### TASK GOAL:
From the entries that follow, list every line in which the string "Enter" appears.

### ENTRIES SUPPLIED:
## START
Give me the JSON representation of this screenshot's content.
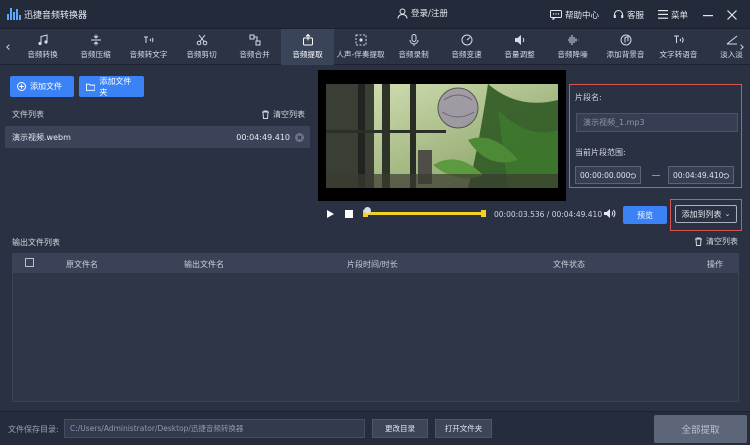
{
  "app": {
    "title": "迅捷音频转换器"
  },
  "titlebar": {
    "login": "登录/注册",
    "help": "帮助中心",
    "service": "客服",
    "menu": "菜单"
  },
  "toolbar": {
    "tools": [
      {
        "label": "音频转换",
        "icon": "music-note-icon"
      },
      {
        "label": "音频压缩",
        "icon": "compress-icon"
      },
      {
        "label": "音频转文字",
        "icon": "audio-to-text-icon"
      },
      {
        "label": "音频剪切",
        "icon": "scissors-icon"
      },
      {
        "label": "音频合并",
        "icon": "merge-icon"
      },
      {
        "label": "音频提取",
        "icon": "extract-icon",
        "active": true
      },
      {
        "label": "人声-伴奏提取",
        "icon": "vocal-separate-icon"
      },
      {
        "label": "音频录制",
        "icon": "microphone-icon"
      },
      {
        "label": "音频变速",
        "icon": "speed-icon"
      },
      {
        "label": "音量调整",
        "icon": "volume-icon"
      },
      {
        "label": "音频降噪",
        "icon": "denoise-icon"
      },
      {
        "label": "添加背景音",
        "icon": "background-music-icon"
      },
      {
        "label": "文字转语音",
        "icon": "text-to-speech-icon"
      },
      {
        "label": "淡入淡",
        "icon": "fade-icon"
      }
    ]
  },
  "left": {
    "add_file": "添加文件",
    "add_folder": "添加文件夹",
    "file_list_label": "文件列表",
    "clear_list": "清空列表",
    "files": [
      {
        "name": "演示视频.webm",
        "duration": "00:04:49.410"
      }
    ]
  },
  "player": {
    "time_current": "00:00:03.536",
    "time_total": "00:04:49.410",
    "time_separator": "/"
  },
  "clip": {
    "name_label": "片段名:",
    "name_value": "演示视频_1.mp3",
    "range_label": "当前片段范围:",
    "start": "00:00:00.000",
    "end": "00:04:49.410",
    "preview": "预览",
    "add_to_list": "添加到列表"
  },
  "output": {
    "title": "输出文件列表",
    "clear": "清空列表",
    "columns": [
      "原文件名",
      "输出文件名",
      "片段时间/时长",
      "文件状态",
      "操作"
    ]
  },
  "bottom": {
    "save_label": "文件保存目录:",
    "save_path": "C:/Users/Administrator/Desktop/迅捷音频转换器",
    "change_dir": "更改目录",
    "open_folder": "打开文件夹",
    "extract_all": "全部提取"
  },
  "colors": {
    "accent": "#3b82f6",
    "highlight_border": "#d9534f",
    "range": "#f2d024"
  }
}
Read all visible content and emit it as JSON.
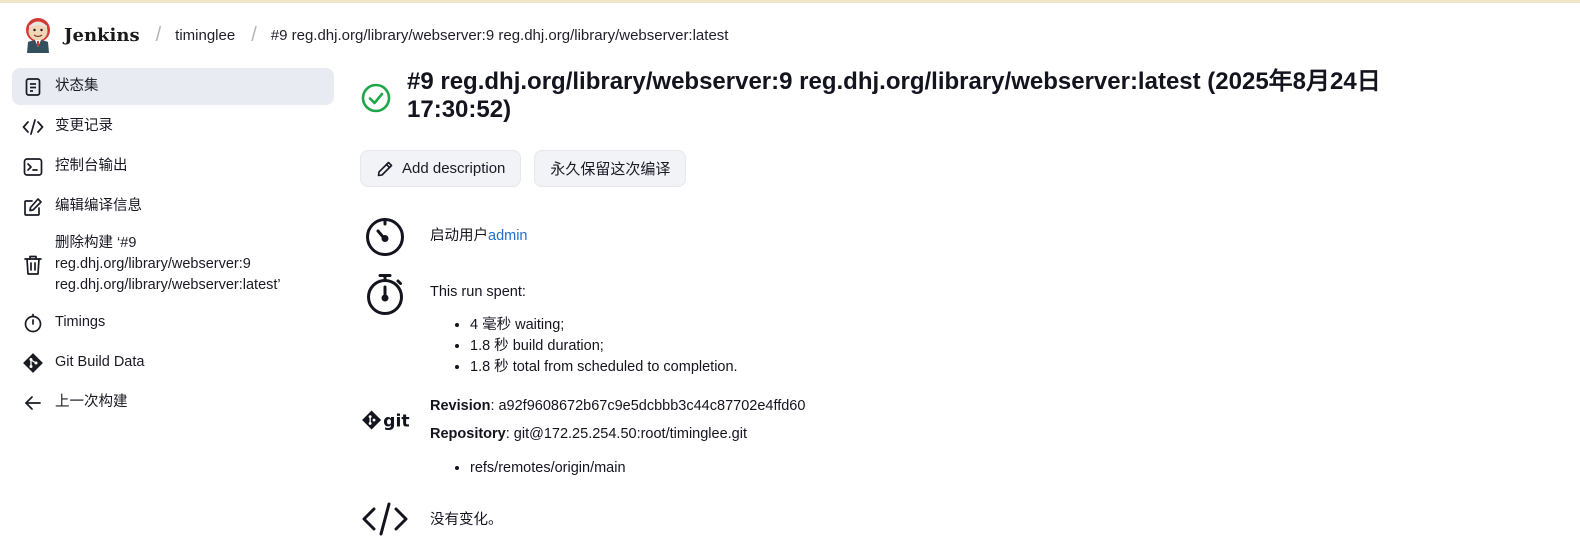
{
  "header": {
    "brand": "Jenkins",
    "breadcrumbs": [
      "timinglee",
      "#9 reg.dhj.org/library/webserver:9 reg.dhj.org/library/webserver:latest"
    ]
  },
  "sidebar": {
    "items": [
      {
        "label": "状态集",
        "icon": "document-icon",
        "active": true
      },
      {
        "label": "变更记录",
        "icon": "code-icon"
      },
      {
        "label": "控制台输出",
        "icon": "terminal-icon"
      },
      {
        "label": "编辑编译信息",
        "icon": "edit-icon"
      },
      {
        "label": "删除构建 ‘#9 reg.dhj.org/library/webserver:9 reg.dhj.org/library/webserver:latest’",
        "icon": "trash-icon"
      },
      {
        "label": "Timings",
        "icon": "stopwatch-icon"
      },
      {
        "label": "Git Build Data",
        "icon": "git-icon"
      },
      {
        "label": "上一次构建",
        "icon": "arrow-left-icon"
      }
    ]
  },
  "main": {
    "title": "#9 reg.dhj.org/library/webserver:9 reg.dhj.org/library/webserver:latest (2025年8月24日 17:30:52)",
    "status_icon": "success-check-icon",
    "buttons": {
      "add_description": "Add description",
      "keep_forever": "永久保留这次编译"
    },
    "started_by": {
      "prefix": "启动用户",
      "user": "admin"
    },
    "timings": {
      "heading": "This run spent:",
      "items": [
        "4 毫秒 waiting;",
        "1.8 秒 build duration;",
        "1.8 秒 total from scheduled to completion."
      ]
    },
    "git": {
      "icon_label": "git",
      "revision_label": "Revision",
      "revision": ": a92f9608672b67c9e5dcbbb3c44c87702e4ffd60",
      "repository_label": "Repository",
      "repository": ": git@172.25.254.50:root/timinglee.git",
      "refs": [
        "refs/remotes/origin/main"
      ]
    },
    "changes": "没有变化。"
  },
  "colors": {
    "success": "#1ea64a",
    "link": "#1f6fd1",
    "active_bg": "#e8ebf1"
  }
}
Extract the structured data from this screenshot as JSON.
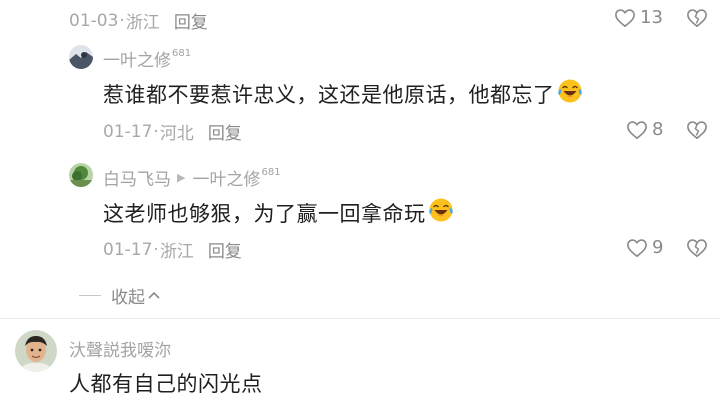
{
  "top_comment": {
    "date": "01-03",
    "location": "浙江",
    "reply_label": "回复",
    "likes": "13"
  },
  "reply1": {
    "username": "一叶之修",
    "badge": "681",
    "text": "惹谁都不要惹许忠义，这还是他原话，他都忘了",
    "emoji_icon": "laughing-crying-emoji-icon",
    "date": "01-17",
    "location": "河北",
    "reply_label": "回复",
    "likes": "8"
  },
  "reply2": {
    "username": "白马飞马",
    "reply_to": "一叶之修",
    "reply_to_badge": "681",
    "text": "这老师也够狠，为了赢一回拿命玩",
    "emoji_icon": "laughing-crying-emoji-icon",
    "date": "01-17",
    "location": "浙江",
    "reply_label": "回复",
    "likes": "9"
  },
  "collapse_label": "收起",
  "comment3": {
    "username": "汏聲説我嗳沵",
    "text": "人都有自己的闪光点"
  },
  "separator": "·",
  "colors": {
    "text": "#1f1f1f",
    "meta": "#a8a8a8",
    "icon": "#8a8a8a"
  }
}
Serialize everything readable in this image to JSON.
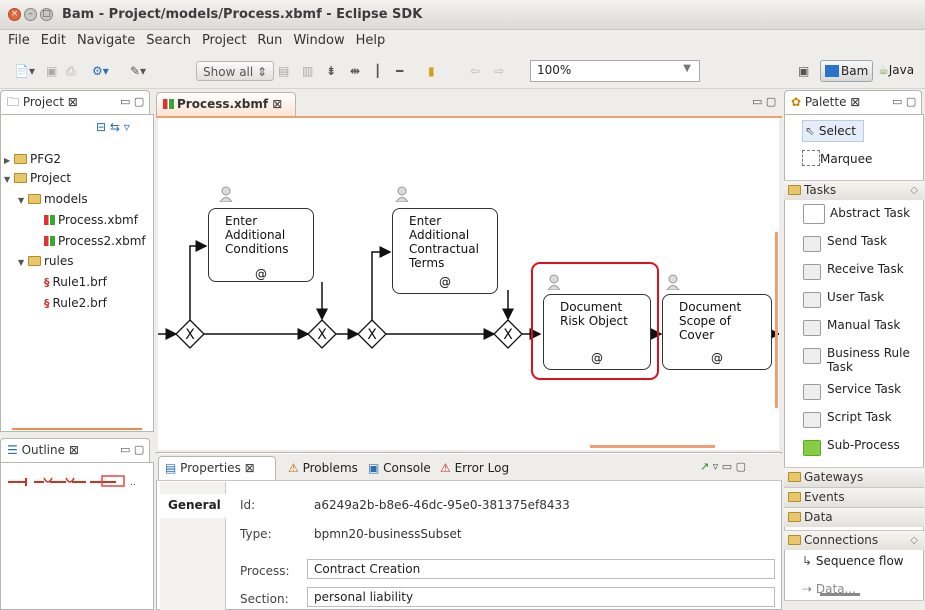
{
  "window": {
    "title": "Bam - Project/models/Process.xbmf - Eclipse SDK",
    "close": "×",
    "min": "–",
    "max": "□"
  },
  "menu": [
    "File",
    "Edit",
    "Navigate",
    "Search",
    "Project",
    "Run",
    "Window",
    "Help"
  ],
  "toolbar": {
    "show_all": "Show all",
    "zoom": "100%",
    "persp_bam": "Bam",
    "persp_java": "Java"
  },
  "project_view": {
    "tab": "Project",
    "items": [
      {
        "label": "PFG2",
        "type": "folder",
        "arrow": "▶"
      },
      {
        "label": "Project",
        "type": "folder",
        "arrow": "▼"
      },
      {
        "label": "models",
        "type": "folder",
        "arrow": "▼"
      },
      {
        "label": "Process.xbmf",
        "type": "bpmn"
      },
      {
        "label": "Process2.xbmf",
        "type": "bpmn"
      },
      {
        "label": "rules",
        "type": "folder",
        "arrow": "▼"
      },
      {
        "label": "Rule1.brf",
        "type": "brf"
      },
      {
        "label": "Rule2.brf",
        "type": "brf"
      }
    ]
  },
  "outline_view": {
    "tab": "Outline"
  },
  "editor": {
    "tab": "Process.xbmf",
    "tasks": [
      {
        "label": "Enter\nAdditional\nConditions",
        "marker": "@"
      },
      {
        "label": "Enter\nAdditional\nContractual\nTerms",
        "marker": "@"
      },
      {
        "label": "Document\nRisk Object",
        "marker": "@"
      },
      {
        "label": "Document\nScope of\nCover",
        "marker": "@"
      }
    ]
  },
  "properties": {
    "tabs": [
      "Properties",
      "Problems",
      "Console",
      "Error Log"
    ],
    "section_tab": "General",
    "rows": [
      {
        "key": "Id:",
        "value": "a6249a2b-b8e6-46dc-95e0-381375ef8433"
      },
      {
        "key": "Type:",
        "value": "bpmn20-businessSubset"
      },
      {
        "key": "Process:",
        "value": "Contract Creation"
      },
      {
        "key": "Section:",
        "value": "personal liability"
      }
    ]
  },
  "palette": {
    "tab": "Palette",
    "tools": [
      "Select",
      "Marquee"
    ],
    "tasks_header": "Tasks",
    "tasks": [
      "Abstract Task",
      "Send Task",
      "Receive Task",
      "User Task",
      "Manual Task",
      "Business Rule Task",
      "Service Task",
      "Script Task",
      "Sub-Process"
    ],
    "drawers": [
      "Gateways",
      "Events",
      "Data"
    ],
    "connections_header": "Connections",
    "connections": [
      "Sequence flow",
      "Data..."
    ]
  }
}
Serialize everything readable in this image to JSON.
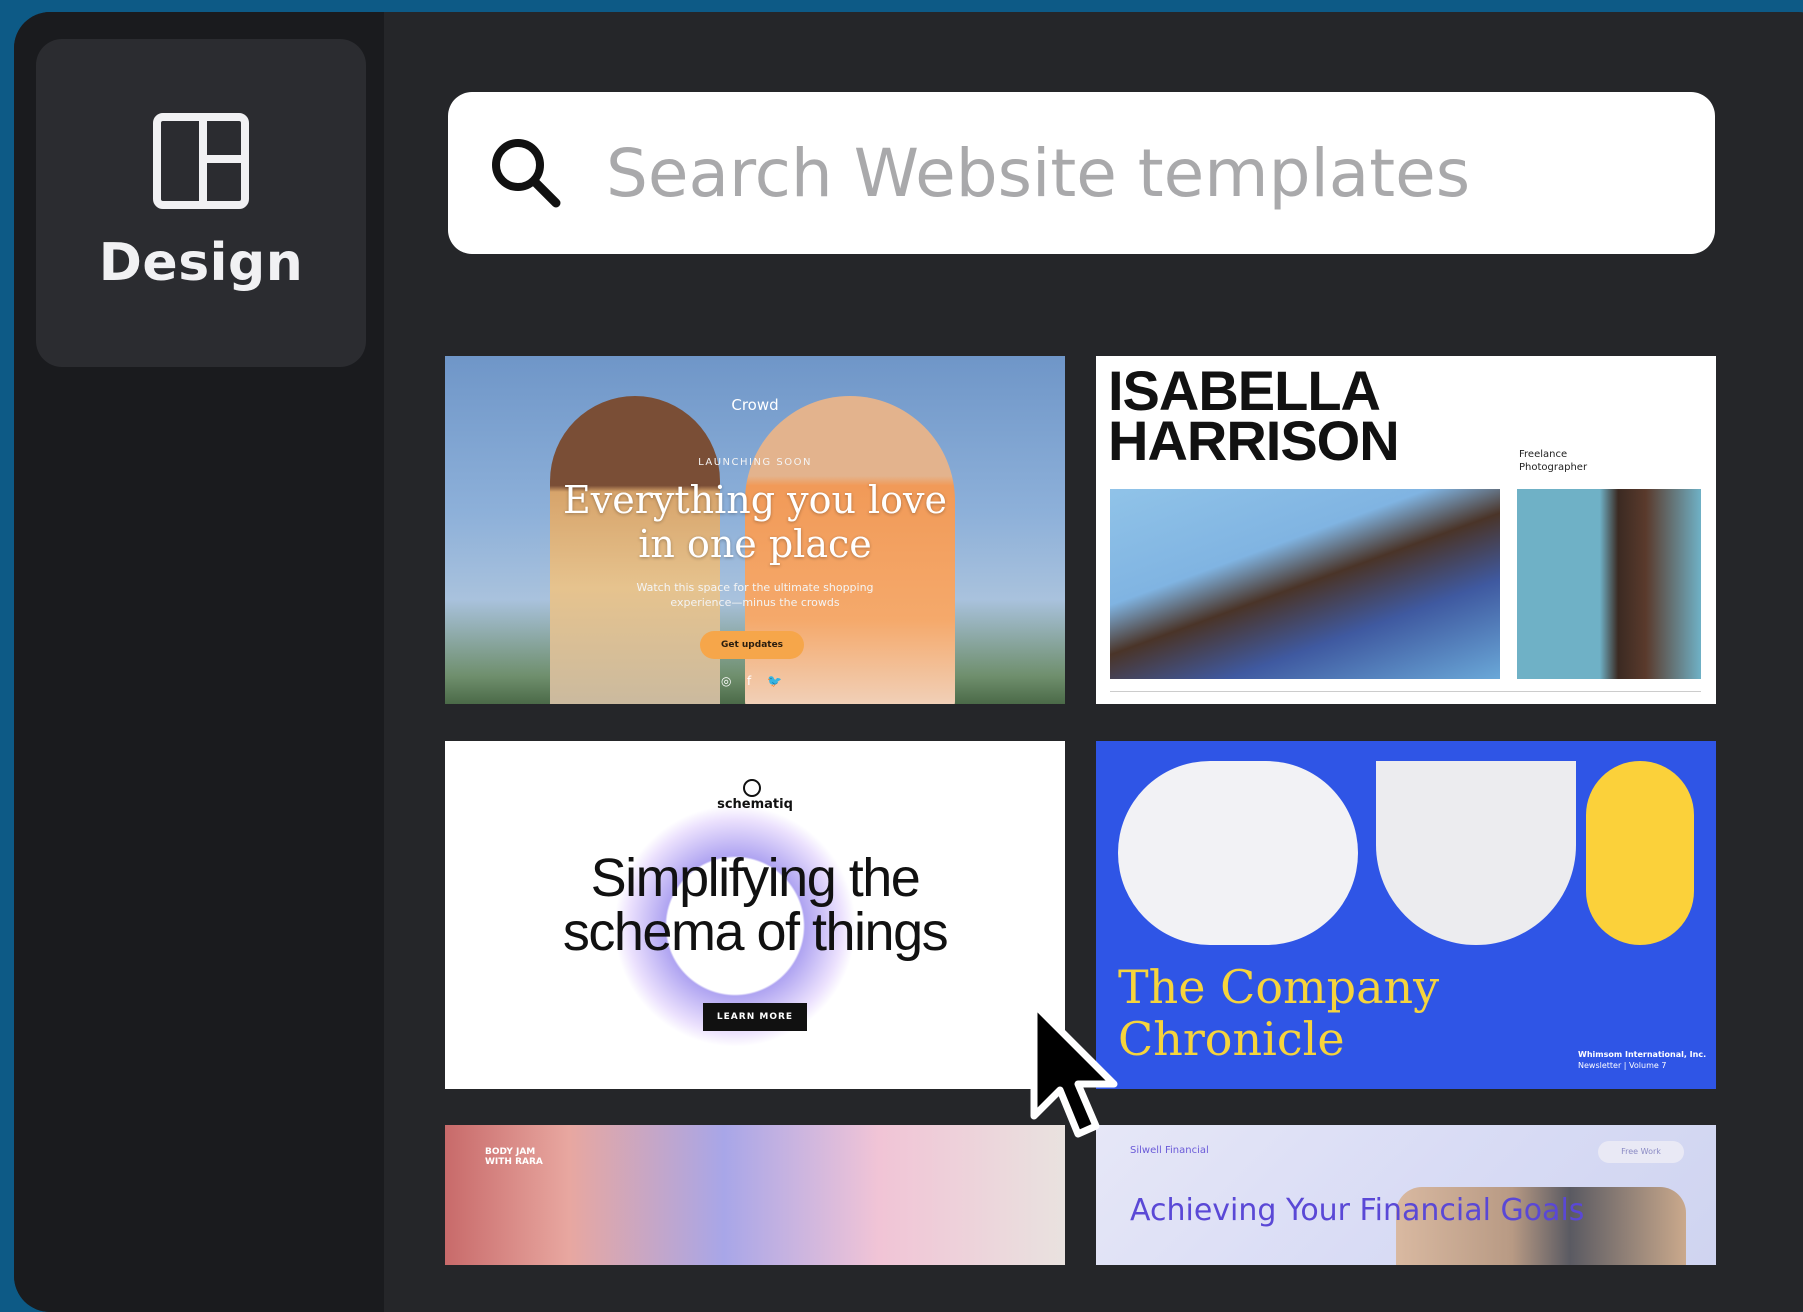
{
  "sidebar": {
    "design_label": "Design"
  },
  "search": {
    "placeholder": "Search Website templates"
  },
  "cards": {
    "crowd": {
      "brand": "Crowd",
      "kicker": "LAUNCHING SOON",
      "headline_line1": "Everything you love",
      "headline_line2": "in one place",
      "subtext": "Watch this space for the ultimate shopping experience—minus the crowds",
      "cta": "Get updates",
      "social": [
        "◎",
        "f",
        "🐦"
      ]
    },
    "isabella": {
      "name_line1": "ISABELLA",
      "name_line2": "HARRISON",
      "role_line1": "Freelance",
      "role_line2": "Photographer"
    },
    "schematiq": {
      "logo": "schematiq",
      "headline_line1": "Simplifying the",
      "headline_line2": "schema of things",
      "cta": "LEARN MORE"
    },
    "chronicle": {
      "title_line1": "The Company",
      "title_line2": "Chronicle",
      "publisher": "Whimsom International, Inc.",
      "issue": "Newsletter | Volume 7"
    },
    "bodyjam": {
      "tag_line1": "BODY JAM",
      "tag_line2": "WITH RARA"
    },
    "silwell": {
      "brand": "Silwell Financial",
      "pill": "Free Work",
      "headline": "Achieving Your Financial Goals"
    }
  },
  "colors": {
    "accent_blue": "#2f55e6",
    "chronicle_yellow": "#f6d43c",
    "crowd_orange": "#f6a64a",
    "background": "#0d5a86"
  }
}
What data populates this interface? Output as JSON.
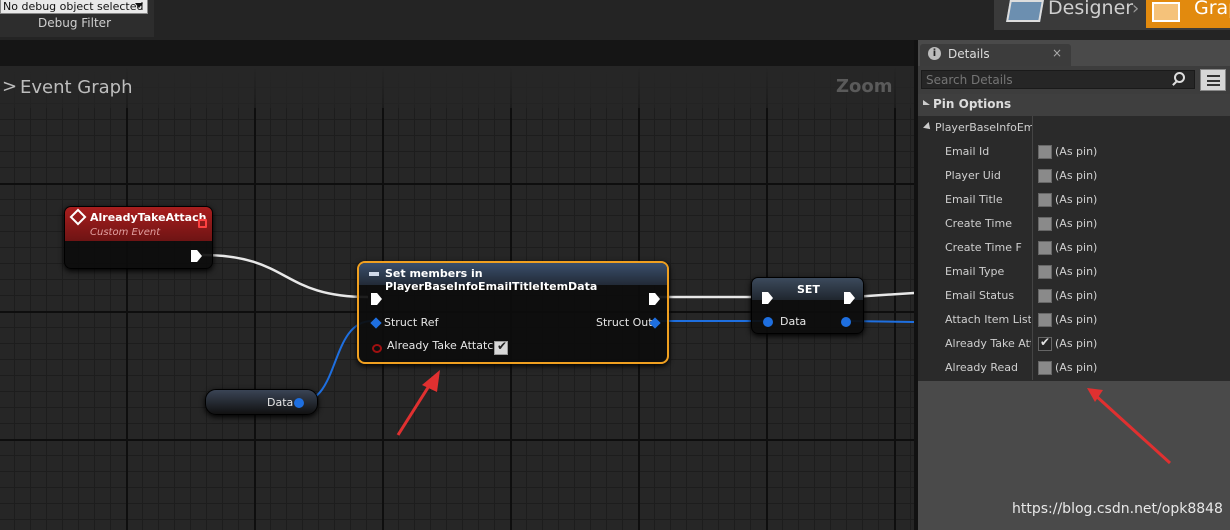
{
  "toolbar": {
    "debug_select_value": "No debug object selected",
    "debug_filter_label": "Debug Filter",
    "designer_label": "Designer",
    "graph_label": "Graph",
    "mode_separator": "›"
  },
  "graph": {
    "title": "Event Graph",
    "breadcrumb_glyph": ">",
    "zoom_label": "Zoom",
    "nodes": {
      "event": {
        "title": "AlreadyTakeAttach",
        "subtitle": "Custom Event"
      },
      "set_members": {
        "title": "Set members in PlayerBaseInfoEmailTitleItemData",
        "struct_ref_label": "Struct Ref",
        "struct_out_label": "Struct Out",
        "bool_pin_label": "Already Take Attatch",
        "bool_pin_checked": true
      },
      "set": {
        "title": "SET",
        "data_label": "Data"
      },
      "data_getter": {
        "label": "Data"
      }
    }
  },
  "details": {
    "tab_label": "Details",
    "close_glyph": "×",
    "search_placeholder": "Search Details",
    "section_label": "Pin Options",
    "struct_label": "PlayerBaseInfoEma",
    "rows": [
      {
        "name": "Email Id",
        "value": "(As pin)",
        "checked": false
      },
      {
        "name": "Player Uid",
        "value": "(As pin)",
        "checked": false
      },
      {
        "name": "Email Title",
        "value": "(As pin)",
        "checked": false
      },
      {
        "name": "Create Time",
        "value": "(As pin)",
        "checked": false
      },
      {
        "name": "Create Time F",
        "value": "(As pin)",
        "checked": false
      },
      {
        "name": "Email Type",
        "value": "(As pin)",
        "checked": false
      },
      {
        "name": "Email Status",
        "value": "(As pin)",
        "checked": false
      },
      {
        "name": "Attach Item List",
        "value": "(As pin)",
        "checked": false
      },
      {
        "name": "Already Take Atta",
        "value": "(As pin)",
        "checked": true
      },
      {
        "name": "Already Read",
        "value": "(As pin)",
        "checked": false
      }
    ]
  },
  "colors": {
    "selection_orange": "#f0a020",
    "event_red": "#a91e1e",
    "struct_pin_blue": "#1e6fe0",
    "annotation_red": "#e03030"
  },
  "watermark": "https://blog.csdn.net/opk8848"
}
## END
### OUTPUT FOR THIS TASK:
        "label": "Enter\nAdditional\nConditions",
        "label": "Enter\nAdditional\nContractual\nTerms",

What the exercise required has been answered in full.